*Given data:*
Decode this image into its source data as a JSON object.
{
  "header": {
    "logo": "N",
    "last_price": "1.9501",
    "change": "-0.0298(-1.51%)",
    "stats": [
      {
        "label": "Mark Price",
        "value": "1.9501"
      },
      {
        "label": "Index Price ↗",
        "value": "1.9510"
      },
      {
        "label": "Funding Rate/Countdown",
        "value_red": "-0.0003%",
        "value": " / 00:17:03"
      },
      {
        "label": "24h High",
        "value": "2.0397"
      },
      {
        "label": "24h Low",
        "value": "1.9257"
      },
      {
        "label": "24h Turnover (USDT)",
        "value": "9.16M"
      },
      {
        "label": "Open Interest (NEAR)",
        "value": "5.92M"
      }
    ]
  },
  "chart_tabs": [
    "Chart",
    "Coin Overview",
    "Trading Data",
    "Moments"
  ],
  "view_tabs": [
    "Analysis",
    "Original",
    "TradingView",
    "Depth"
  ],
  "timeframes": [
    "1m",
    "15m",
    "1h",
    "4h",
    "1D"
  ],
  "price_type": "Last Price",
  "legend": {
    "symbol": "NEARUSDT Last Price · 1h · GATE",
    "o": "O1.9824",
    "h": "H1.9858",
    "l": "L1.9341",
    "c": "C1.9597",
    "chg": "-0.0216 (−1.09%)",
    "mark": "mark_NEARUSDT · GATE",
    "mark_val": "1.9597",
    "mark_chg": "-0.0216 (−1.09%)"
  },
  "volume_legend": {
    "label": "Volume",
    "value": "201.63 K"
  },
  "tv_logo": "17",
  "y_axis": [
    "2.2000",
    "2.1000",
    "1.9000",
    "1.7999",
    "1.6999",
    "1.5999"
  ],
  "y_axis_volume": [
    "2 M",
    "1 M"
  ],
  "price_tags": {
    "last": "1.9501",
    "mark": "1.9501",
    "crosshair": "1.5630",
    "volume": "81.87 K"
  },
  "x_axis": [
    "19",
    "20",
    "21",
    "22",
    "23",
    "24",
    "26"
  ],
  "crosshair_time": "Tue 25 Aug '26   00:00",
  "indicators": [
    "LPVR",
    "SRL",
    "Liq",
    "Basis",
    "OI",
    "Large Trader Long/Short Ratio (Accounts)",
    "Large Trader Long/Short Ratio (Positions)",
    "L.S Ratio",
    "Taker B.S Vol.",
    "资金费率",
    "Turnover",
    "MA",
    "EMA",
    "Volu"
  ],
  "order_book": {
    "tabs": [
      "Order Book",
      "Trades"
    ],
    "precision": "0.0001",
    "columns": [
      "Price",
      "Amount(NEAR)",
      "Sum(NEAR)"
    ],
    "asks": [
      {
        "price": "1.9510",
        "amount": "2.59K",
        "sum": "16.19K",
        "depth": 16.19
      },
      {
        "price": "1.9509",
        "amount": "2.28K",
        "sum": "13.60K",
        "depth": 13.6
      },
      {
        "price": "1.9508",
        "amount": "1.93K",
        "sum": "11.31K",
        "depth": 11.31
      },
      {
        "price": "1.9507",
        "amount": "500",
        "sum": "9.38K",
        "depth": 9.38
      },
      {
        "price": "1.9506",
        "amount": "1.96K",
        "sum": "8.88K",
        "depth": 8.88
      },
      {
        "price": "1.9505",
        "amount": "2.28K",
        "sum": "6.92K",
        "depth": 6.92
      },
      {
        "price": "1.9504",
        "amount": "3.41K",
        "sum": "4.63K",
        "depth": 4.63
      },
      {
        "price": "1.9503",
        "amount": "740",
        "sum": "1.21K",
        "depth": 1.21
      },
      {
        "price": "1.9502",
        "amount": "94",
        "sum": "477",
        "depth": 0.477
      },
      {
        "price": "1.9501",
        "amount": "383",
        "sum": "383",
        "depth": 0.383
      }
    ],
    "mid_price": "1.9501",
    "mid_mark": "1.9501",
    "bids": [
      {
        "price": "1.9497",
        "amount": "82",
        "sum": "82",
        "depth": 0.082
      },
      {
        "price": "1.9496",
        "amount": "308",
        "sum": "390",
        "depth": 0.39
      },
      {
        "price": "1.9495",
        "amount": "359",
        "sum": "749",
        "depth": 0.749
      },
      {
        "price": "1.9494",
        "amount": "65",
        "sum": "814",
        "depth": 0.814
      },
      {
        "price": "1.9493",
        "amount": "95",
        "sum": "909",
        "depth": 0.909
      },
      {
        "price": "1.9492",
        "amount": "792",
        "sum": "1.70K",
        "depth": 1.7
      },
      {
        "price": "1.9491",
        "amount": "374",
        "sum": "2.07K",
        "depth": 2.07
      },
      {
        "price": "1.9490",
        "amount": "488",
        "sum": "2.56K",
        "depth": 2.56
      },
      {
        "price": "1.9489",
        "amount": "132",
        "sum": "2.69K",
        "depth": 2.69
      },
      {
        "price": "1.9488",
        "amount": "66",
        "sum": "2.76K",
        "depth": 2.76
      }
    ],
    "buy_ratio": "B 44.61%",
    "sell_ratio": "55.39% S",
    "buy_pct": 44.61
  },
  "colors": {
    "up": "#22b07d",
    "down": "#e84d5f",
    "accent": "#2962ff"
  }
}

*What you will do:* Copy each line that contains the word "Short".

*Result for this exercise:*
    "Large Trader Long/Short Ratio (Accounts)",
    "Large Trader Long/Short Ratio (Positions)",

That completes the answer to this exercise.